* YOUR TASK *
Print the data exactly, leaving nothing out.

______

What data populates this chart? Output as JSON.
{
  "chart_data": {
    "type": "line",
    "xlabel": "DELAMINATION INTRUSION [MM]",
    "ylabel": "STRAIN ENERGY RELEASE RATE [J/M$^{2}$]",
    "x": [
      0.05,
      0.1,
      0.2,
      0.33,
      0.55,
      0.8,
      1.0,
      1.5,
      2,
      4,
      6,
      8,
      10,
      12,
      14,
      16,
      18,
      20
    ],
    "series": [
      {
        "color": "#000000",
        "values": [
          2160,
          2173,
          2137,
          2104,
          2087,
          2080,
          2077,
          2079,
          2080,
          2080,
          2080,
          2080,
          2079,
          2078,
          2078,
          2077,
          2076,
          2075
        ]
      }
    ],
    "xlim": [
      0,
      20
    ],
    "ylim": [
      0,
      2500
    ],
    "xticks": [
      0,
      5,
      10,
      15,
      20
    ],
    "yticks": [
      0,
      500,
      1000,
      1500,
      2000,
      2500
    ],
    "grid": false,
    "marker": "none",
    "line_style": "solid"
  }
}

______

* THE ANSWER *
What data populates this chart? Output as JSON.
{
  "chart_data": {
    "type": "line",
    "xlabel": "DELAMINATION INTRUSION [MM]",
    "ylabel": "STRAIN ENERGY RELEASE RATE [J/M$^{2}$]",
    "x": [
      0.05,
      0.1,
      0.2,
      0.33,
      0.55,
      0.8,
      1.0,
      1.5,
      2,
      4,
      6,
      8,
      10,
      12,
      14,
      16,
      18,
      20
    ],
    "series": [
      {
        "color": "#000000",
        "values": [
          2160,
          2173,
          2137,
          2104,
          2087,
          2080,
          2077,
          2079,
          2080,
          2080,
          2080,
          2080,
          2079,
          2078,
          2078,
          2077,
          2076,
          2075
        ]
      }
    ],
    "xlim": [
      0,
      20
    ],
    "ylim": [
      0,
      2500
    ],
    "xticks": [
      0,
      5,
      10,
      15,
      20
    ],
    "yticks": [
      0,
      500,
      1000,
      1500,
      2000,
      2500
    ],
    "grid": false,
    "marker": "none",
    "line_style": "solid"
  }
}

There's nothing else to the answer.